Entries with figure data

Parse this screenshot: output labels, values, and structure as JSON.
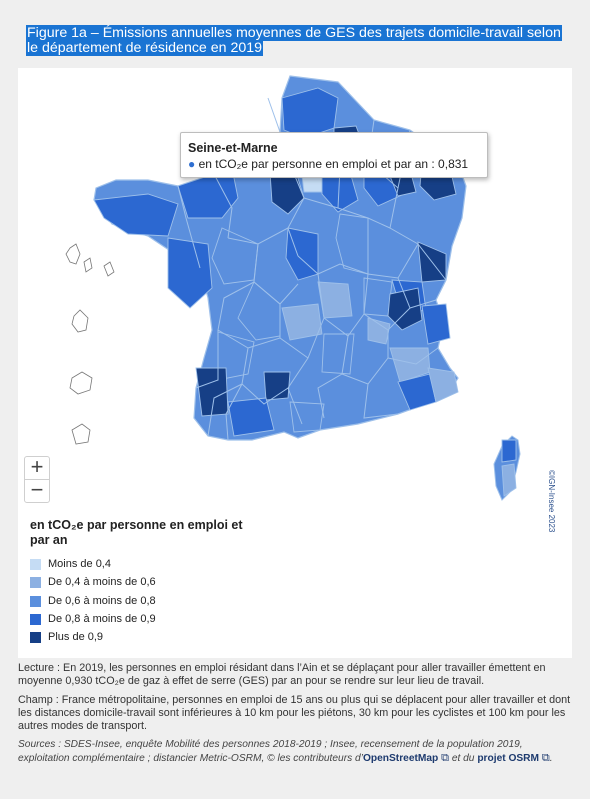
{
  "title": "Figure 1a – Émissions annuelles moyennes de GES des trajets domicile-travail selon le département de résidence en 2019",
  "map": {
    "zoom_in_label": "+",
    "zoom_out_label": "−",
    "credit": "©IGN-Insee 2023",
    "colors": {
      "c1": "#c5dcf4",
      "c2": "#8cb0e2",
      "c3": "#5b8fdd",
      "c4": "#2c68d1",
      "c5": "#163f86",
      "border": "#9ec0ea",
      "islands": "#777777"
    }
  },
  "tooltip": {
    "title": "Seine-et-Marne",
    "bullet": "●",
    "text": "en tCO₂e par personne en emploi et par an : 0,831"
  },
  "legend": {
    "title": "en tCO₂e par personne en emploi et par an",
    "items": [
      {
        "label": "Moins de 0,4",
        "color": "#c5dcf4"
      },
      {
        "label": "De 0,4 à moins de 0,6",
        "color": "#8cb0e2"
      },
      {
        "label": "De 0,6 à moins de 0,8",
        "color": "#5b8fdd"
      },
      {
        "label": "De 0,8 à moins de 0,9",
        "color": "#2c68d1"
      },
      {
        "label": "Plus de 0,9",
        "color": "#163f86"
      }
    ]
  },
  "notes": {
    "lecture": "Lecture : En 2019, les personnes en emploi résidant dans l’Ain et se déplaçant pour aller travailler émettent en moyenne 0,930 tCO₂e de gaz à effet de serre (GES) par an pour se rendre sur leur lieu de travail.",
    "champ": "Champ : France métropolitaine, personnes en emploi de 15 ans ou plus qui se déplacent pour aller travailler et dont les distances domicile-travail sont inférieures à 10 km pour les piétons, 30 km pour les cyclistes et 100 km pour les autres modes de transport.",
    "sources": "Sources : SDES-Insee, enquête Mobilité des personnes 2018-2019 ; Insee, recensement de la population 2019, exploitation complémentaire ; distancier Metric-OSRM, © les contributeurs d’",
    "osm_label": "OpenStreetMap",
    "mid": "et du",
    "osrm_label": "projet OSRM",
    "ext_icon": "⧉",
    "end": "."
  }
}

Required work »
Reproduce the entries above word for word. Pictures stay out.

Result below »
Parse this screenshot: output labels, values, and structure as JSON.
{
  "title": "Figure 1a – Émissions annuelles moyennes de GES des trajets domicile-travail selon le département de résidence en 2019",
  "map": {
    "zoom_in_label": "+",
    "zoom_out_label": "−",
    "credit": "©IGN-Insee 2023",
    "colors": {
      "c1": "#c5dcf4",
      "c2": "#8cb0e2",
      "c3": "#5b8fdd",
      "c4": "#2c68d1",
      "c5": "#163f86",
      "border": "#9ec0ea",
      "islands": "#777777"
    }
  },
  "tooltip": {
    "title": "Seine-et-Marne",
    "bullet": "●",
    "text": "en tCO₂e par personne en emploi et par an : 0,831"
  },
  "legend": {
    "title": "en tCO₂e par personne en emploi et par an",
    "items": [
      {
        "label": "Moins de 0,4",
        "color": "#c5dcf4"
      },
      {
        "label": "De 0,4 à moins de 0,6",
        "color": "#8cb0e2"
      },
      {
        "label": "De 0,6 à moins de 0,8",
        "color": "#5b8fdd"
      },
      {
        "label": "De 0,8 à moins de 0,9",
        "color": "#2c68d1"
      },
      {
        "label": "Plus de 0,9",
        "color": "#163f86"
      }
    ]
  },
  "notes": {
    "lecture": "Lecture : En 2019, les personnes en emploi résidant dans l’Ain et se déplaçant pour aller travailler émettent en moyenne 0,930 tCO₂e de gaz à effet de serre (GES) par an pour se rendre sur leur lieu de travail.",
    "champ": "Champ : France métropolitaine, personnes en emploi de 15 ans ou plus qui se déplacent pour aller travailler et dont les distances domicile-travail sont inférieures à 10 km pour les piétons, 30 km pour les cyclistes et 100 km pour les autres modes de transport.",
    "sources": "Sources : SDES-Insee, enquête Mobilité des personnes 2018-2019 ; Insee, recensement de la population 2019, exploitation complémentaire ; distancier Metric-OSRM, © les contributeurs d’",
    "osm_label": "OpenStreetMap",
    "mid": "et du",
    "osrm_label": "projet OSRM",
    "ext_icon": "⧉",
    "end": "."
  }
}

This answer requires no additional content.